■ WHAT TO PRODUCE
Find and return each line containing "ylabel".

'''

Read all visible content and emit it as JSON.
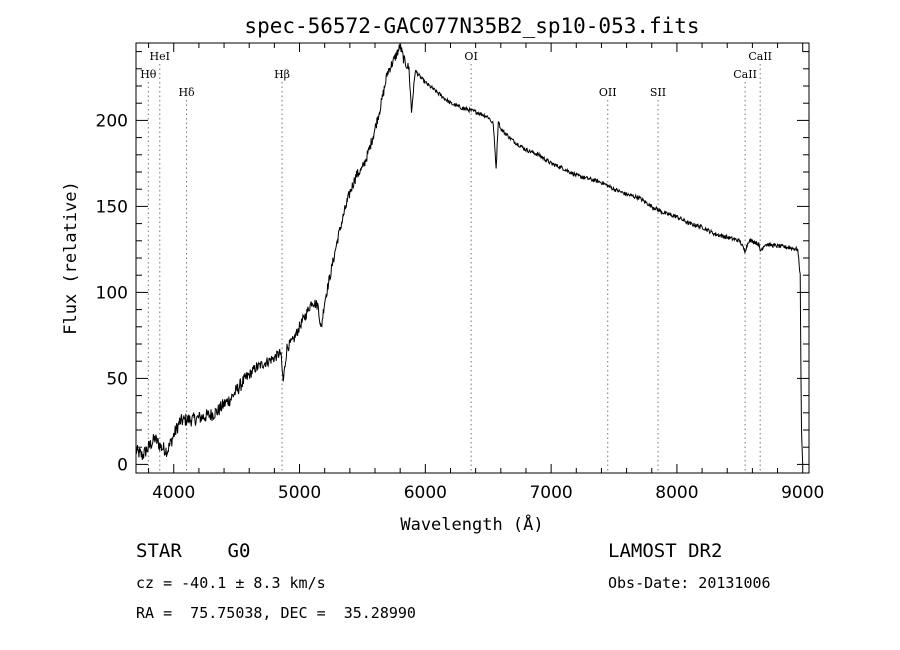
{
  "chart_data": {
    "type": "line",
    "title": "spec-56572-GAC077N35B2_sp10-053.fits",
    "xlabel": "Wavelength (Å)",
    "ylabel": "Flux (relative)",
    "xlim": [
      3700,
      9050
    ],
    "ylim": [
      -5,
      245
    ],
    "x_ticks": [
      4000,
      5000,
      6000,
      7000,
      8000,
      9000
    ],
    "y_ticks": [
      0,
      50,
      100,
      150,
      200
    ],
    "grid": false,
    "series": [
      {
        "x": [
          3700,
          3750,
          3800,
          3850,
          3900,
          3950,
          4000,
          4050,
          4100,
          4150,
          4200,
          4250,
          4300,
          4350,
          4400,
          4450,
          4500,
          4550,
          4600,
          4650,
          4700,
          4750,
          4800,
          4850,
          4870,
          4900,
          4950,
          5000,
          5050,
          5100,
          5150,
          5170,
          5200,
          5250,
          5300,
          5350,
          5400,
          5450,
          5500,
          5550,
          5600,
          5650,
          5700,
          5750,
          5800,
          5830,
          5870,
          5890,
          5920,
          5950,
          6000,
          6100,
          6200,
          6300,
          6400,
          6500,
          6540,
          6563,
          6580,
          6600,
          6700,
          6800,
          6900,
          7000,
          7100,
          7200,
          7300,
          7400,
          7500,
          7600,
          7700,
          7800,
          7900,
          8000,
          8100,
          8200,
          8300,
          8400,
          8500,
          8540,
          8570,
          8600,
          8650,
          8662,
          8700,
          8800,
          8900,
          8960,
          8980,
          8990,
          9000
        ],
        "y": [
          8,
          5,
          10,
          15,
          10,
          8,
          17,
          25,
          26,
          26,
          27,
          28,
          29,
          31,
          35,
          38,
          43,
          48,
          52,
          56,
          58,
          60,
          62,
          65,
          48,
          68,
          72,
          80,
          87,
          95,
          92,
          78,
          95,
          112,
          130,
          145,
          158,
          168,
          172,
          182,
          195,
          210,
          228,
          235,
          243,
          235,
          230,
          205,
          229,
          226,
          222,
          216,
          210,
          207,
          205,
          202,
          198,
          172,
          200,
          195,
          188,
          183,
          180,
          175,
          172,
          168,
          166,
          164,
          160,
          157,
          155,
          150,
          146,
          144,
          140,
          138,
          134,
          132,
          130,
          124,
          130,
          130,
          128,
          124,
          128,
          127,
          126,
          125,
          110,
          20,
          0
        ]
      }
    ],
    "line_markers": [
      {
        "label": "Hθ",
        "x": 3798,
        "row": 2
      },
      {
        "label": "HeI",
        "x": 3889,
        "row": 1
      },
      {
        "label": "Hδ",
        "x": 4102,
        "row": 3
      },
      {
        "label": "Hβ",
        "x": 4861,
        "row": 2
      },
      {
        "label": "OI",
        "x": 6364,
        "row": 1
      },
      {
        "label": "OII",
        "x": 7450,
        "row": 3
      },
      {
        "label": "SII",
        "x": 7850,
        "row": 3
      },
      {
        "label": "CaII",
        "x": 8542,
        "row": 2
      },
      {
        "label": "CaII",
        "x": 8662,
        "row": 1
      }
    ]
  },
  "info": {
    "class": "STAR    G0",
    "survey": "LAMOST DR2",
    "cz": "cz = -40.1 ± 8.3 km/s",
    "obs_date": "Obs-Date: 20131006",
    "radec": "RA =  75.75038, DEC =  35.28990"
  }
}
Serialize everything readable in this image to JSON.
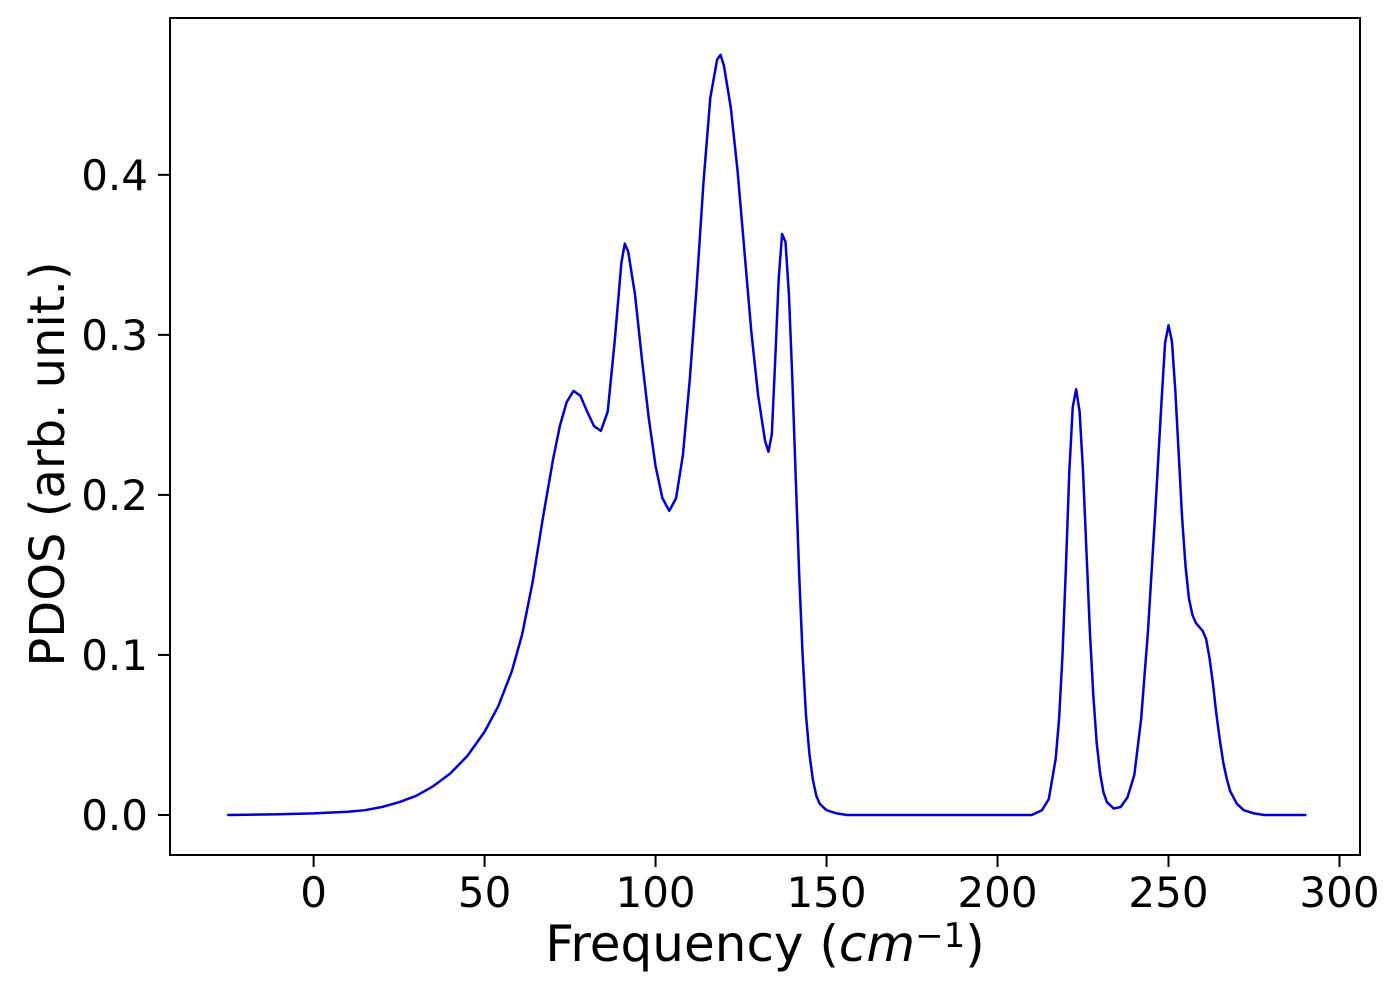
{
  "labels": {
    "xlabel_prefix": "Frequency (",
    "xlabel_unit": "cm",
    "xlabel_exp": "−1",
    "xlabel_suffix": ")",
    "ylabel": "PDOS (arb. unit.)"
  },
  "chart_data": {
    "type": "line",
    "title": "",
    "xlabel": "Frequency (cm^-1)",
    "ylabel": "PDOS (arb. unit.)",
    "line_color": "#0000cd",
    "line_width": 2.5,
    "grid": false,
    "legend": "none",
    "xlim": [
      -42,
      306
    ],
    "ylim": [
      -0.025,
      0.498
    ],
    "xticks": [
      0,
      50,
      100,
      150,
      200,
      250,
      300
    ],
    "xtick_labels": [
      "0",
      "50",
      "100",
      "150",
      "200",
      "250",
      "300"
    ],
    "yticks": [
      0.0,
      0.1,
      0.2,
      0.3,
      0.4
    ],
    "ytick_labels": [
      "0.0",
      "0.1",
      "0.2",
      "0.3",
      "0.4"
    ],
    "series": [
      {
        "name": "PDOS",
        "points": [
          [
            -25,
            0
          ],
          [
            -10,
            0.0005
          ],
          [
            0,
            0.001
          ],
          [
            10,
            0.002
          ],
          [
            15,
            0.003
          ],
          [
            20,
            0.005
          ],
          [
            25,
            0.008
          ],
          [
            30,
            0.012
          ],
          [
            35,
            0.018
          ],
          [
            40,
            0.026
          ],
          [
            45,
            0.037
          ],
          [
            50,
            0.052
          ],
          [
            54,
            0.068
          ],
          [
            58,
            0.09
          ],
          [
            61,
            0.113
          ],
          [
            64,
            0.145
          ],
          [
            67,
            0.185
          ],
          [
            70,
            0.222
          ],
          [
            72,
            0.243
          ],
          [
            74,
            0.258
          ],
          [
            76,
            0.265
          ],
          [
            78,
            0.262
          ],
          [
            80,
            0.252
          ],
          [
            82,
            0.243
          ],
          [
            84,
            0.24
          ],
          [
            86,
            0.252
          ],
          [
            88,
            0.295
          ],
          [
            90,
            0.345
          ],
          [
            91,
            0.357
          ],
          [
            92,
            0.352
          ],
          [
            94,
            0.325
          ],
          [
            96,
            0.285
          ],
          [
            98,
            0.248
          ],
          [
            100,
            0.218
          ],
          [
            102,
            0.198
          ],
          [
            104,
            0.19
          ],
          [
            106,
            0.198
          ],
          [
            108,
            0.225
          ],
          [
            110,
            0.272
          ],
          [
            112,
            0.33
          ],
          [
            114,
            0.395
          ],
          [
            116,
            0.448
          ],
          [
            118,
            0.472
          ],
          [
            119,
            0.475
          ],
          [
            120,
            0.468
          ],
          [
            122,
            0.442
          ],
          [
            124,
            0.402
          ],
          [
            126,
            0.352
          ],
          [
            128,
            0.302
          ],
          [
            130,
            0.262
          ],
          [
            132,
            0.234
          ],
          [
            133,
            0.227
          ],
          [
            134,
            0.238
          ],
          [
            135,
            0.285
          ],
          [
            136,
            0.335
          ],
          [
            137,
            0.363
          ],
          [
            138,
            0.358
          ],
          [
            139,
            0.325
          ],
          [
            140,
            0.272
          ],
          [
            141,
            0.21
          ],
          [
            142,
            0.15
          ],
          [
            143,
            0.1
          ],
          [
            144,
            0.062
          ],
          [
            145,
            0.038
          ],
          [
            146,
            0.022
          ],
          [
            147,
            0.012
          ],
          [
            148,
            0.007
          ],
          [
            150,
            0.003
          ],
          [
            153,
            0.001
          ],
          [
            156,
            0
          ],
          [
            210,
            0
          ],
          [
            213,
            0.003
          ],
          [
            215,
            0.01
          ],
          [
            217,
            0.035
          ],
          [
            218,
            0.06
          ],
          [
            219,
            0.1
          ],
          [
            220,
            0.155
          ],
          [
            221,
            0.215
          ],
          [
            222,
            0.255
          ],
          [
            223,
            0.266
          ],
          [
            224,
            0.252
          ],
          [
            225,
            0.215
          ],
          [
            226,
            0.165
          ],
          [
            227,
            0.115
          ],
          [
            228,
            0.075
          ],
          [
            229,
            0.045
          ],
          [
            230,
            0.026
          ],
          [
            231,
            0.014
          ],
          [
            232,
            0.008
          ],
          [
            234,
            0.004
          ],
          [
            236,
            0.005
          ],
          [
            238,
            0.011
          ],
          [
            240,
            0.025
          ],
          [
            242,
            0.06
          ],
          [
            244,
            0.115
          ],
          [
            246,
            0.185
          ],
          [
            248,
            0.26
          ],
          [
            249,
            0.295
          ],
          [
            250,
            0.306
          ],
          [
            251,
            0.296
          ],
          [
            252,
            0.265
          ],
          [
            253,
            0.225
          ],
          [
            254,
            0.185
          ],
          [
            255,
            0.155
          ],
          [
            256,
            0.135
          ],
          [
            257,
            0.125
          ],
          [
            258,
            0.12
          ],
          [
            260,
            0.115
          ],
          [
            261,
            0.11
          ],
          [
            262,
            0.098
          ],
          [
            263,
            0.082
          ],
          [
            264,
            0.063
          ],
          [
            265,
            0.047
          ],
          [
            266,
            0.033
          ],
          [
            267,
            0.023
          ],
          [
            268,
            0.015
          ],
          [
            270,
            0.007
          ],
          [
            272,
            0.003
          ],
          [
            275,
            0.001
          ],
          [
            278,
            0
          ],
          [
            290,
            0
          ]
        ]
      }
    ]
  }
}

'''

■ EXPECTED ANSWER
    "ylabel": "Flux (relative)",
    "ylabel": "PDOS (arb. unit.)"
    "ylabel": "PDOS (arb. unit.)",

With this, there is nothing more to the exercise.